Page element annotations
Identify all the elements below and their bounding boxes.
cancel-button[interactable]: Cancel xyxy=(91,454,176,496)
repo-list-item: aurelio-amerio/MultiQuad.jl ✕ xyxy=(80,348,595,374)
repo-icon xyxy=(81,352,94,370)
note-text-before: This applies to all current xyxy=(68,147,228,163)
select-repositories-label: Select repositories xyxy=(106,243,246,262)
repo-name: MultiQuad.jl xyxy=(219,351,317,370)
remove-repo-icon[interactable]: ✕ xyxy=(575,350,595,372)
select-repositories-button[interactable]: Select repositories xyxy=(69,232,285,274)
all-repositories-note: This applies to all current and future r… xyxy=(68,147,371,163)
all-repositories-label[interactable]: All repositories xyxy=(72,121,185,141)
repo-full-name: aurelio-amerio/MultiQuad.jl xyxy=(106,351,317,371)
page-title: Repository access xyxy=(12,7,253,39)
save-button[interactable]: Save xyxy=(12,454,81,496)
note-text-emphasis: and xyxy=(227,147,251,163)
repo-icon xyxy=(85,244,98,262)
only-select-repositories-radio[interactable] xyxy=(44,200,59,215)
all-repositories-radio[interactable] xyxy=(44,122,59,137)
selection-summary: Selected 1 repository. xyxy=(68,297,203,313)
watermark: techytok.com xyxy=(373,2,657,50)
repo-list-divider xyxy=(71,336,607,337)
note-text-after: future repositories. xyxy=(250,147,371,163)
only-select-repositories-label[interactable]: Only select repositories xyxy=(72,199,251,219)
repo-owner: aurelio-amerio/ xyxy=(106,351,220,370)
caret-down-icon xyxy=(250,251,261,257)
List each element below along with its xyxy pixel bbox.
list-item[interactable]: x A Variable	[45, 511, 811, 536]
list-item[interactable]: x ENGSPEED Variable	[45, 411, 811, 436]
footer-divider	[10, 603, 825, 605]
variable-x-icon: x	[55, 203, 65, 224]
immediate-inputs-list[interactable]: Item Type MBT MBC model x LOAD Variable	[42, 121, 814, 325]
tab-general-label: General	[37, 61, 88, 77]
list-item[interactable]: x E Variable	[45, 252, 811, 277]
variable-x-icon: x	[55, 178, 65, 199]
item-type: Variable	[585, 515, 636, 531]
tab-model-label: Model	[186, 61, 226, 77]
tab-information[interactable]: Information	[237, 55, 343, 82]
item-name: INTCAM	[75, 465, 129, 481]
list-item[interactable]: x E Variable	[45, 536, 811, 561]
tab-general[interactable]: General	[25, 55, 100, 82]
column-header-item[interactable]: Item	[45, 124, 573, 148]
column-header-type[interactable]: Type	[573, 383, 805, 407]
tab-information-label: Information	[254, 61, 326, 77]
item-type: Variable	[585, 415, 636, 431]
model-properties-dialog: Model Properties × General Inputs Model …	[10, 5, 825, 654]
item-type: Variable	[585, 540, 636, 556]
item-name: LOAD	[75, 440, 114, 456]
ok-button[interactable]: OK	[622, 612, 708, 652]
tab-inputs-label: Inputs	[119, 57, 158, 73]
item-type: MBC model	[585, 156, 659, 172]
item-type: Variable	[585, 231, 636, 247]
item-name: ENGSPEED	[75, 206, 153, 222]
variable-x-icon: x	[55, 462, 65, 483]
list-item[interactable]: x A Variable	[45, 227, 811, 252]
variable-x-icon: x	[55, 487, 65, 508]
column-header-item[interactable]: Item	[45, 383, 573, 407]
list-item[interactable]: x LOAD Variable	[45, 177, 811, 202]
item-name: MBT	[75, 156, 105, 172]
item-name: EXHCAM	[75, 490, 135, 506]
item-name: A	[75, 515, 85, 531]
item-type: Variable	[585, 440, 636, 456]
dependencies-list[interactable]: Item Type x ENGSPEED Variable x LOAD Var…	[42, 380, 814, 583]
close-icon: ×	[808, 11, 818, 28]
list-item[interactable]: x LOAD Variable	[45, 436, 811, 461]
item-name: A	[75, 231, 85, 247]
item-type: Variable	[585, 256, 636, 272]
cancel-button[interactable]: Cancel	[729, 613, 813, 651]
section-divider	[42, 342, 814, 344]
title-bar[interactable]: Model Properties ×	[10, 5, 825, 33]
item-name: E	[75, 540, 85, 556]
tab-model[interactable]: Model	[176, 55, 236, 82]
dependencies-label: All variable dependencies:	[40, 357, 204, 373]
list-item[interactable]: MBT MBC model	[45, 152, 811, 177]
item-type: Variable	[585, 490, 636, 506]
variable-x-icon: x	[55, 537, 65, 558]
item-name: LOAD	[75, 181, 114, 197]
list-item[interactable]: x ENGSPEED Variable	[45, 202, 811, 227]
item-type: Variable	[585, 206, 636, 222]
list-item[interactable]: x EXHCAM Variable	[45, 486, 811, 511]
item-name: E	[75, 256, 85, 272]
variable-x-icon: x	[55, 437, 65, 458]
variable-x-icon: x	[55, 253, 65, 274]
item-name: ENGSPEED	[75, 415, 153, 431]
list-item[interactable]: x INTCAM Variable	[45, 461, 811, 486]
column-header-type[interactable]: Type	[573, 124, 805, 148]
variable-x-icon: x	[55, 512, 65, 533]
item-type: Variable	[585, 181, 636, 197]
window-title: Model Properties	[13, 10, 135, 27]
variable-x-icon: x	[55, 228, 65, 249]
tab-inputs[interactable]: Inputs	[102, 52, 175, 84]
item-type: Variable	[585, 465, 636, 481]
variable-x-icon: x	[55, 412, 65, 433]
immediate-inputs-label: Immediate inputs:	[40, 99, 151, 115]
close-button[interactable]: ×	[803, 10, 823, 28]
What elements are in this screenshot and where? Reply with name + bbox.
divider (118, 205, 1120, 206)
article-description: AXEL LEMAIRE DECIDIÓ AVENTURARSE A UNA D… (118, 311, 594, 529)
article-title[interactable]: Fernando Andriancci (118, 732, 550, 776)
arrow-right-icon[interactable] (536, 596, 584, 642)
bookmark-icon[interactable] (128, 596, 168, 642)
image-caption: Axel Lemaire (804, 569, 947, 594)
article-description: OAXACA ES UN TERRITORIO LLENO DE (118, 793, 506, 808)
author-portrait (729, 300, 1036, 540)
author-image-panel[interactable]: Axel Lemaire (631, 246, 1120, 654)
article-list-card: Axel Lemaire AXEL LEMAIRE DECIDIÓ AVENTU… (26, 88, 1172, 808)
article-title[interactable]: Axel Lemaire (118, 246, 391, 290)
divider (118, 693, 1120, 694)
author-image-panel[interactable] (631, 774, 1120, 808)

AIM: Recast every line of all the records above as a JSON list of strings, one string per line, skipping any blank lines.

EXERCISE RESULT:
[
  "Identify all the elements below and their bounding boxes.",
  "cancel-button[interactable]: Cancel xyxy=(91,454,176,496)",
  "repo-list-item: aurelio-amerio/MultiQuad.jl ✕ xyxy=(80,348,595,374)",
  "repo-icon xyxy=(81,352,94,370)",
  "note-text-before: This applies to all current xyxy=(68,147,228,163)",
  "select-repositories-label: Select repositories xyxy=(106,243,246,262)",
  "repo-name: MultiQuad.jl xyxy=(219,351,317,370)",
  "remove-repo-icon[interactable]: ✕ xyxy=(575,350,595,372)",
  "select-repositories-button[interactable]: Select repositories xyxy=(69,232,285,274)",
  "all-repositories-note: This applies to all current and future r… xyxy=(68,147,371,163)",
  "all-repositories-label[interactable]: All repositories xyxy=(72,121,185,141)",
  "repo-full-name: aurelio-amerio/MultiQuad.jl xyxy=(106,351,317,371)",
  "page-title: Repository access xyxy=(12,7,253,39)",
  "save-button[interactable]: Save xyxy=(12,454,81,496)",
  "note-text-emphasis: and xyxy=(227,147,251,163)",
  "repo-icon xyxy=(85,244,98,262)",
  "only-select-repositories-radio[interactable] xyxy=(44,200,59,215)",
  "all-repositories-radio[interactable] xyxy=(44,122,59,137)",
  "selection-summary: Selected 1 repository. xyxy=(68,297,203,313)",
  "watermark: techytok.com xyxy=(373,2,657,50)",
  "repo-list-divider xyxy=(71,336,607,337)",
  "note-text-after: future repositories. xyxy=(250,147,371,163)",
  "only-select-repositories-label[interactable]: Only select repositories xyxy=(72,199,251,219)",
  "repo-owner: aurelio-amerio/ xyxy=(106,351,220,370)",
  "caret-down-icon xyxy=(250,251,261,257)",
  "List each element below along with its xyxy pixel bbox.",
  "list-item[interactable]: x A Variable\t[45, 511, 811, 536]",
  "list-item[interactable]: x ENGSPEED Variable\t[45, 411, 811, 436]",
  "footer-divider\t[10, 603, 825, 605]",
  "variable-x-icon: x\t[55, 203, 65, 224]",
  "immediate-inputs-list[interactable]: Item Type MBT MBC model x LOAD Variable\t[42, 121, 814, 325]",
  "tab-general-label: General\t[37, 61, 88, 77]",
  "list-item[interactable]: x E Variable\t[45, 252, 811, 277]",
  "variable-x-icon: x\t[55, 178, 65, 199]",
  "item-type: Variable\t[585, 515, 636, 531]",
  "tab-model-label: Model\t[186, 61, 226, 77]",
  "tab-information[interactable]: Information\t[237, 55, 343, 82]",
  "item-name: INTCAM\t[75, 465, 129, 481]",
  "list-item[interactable]: x E Variable\t[45, 536, 811, 561]",
  "tab-general[interactable]: General\t[25, 55, 100, 82]",
  "column-header-item[interactable]: Item\t[45, 124, 573, 148]",
  "column-header-type[interactable]: Type\t[573, 383, 805, 407]",
  "tab-information-label: Information\t[254, 61, 326, 77]",
  "item-type: Variable\t[585, 415, 636, 431]",
  "model-properties-dialog: Model Properties × General Inputs Model …\t[10, 5, 825, 654]",
  "item-type: Variable\t[585, 540, 636, 556]",
  "item-name: LOAD\t[75, 440, 114, 456]",
  "ok-button[interactable]: OK\t[622, 612, 708, 652]",
  "tab-inputs-label: Inputs\t[119, 57, 158, 73]",
  "item-type: MBC model\t[585, 156, 659, 172]",
  "item-type: Variable\t[585, 231, 636, 247]",
  "item-name: ENGSPEED\t[75, 206, 153, 222]",
  "variable-x-icon: x\t[55, 462, 65, 483]",
  "list-item[interactable]: x A Variable\t[45, 227, 811, 252]",
  "variable-x-icon: x\t[55, 487, 65, 508]",
  "column-header-item[interactable]: Item\t[45, 383, 573, 407]",
  "list-item[interactable]: x LOAD Variable\t[45, 177, 811, 202]",
  "item-name: MBT\t[75, 156, 105, 172]",
  "item-name: EXHCAM\t[75, 490, 135, 506]",
  "item-name: A\t[75, 515, 85, 531]",
  "item-type: Variable\t[585, 440, 636, 456]",
  "dependencies-list[interactable]: Item Type x ENGSPEED Variable x LOAD Var…\t[42, 380, 814, 583]",
  "close-icon: ×\t[808, 11, 818, 28]",
  "list-item[interactable]: x LOAD Variable\t[45, 436, 811, 461]",
  "item-name: A\t[75, 231, 85, 247]",
  "item-type: Variable\t[585, 256, 636, 272]",
  "cancel-button[interactable]: Cancel\t[729, 613, 813, 651]",
  "section-divider\t[42, 342, 814, 344]",
  "title-bar[interactable]: Model Properties ×\t[10, 5, 825, 33]",
  "item-name: E\t[75, 540, 85, 556]",
  "tab-model[interactable]: Model\t[176, 55, 236, 82]",
  "dependencies-label: All variable dependencies:\t[40, 357, 204, 373]",
  "list-item[interactable]: MBT MBC model\t[45, 152, 811, 177]",
  "item-type: Variable\t[585, 490, 636, 506]",
  "variable-x-icon: x\t[55, 537, 65, 558]",
  "item-name: LOAD\t[75, 181, 114, 197]",
  "list-item[interactable]: x ENGSPEED Variable\t[45, 202, 811, 227]",
  "item-type: Variable\t[585, 206, 636, 222]",
  "list-item[interactable]: x EXHCAM Variable\t[45, 486, 811, 511]",
  "item-name: E\t[75, 256, 85, 272]",
  "variable-x-icon: x\t[55, 437, 65, 458]",
  "variable-x-icon: x\t[55, 253, 65, 274]",
  "item-name: ENGSPEED\t[75, 415, 153, 431]",
  "list-item[interactable]: x INTCAM Variable\t[45, 461, 811, 486]",
  "column-header-type[interactable]: Type\t[573, 124, 805, 148]",
  "variable-x-icon: x\t[55, 512, 65, 533]",
  "item-type: Variable\t[585, 181, 636, 197]",
  "window-title: Model Properties\t[13, 10, 135, 27]",
  "variable-x-icon: x\t[55, 228, 65, 249]",
  "tab-inputs[interactable]: Inputs\t[102, 52, 175, 84]",
  "item-type: Variable\t[585, 465, 636, 481]",
  "variable-x-icon: x\t[55, 412, 65, 433]",
  "immediate-inputs-label: Immediate inputs:\t[40, 99, 151, 115]",
  "close-button[interactable]: ×\t[803, 10, 823, 28]",
  "What elements are in this screenshot and where? Reply with name + bbox.",
  "divider (118, 205, 1120, 206)",
  "article-description: AXEL LEMAIRE DECIDIÓ AVENTURARSE A UNA D… (118, 311, 594, 529)",
  "article-title[interactable]: Fernando Andriancci (118, 732, 550, 776)",
  "arrow-right-icon[interactable] (536, 596, 584, 642)",
  "bookmark-icon[interactable] (128, 596, 168, 642)",
  "image-caption: Axel Lemaire (804, 569, 947, 594)",
  "article-description: OAXACA ES UN TERRITORIO LLENO DE (118, 793, 506, 808)",
  "author-portrait (729, 300, 1036, 540)",
  "author-image-panel[interactable]: Axel Lemaire (631, 246, 1120, 654)",
  "article-list-card: Axel Lemaire AXEL LEMAIRE DECIDIÓ AVENTU… (26, 88, 1172, 808)",
  "article-title[interactable]: Axel Lemaire (118, 246, 391, 290)",
  "divider (118, 693, 1120, 694)",
  "author-image-panel[interactable] (631, 774, 1120, 808)"
]